#### TASK STATEMENT:
Counting only lines that hold "bonus", give the total and nothing more.

[Stored data]
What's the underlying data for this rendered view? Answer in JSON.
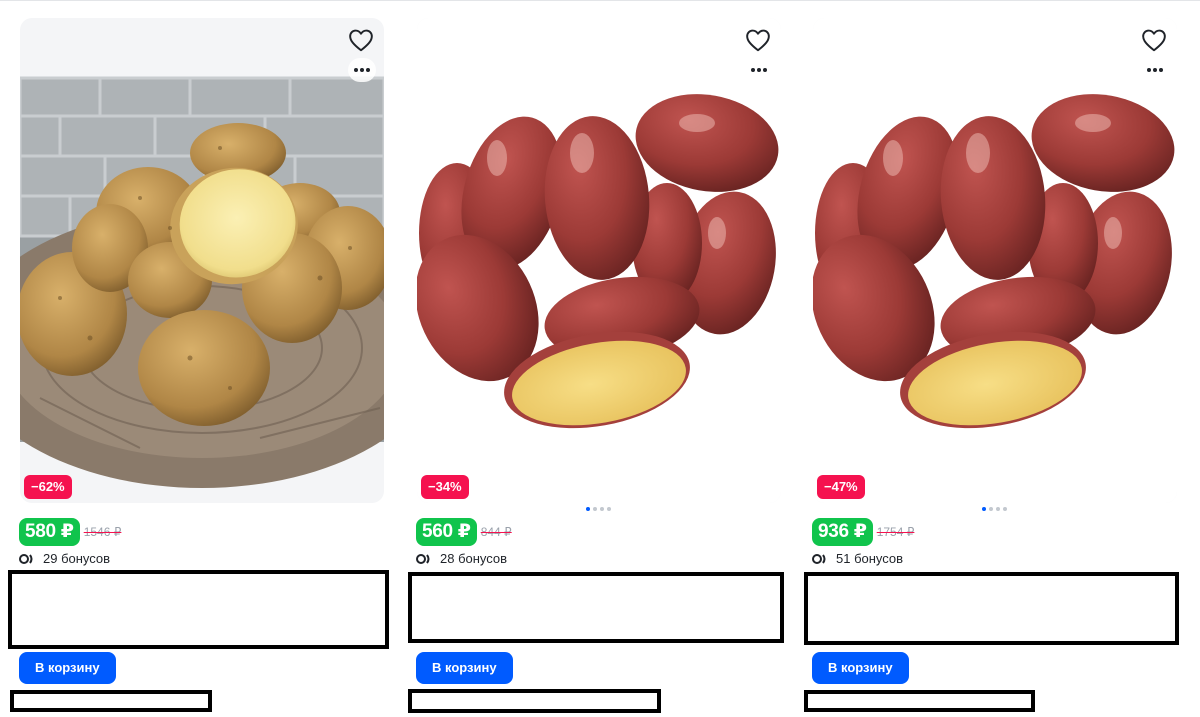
{
  "products": [
    {
      "discount": "−62%",
      "price": "580 ₽",
      "old_price": "1546 ₽",
      "bonus": "29 бонусов",
      "cart_label": "В корзину",
      "image": "yellow-potatoes-photo",
      "has_carousel_dots": false
    },
    {
      "discount": "−34%",
      "price": "560 ₽",
      "old_price": "844 ₽",
      "bonus": "28 бонусов",
      "cart_label": "В корзину",
      "image": "red-potatoes-photo",
      "has_carousel_dots": true
    },
    {
      "discount": "−47%",
      "price": "936 ₽",
      "old_price": "1754 ₽",
      "bonus": "51 бонусов",
      "cart_label": "В корзину",
      "image": "red-potatoes-photo",
      "has_carousel_dots": true
    }
  ],
  "colors": {
    "discount_badge": "#f5124f",
    "price_badge": "#10c44c",
    "cart_button": "#005bff",
    "card_bg": "#f4f5f7"
  },
  "icons": [
    "heart-icon",
    "more-dots-icon",
    "bonus-icon"
  ]
}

#### REPLY TO THE TASK:
4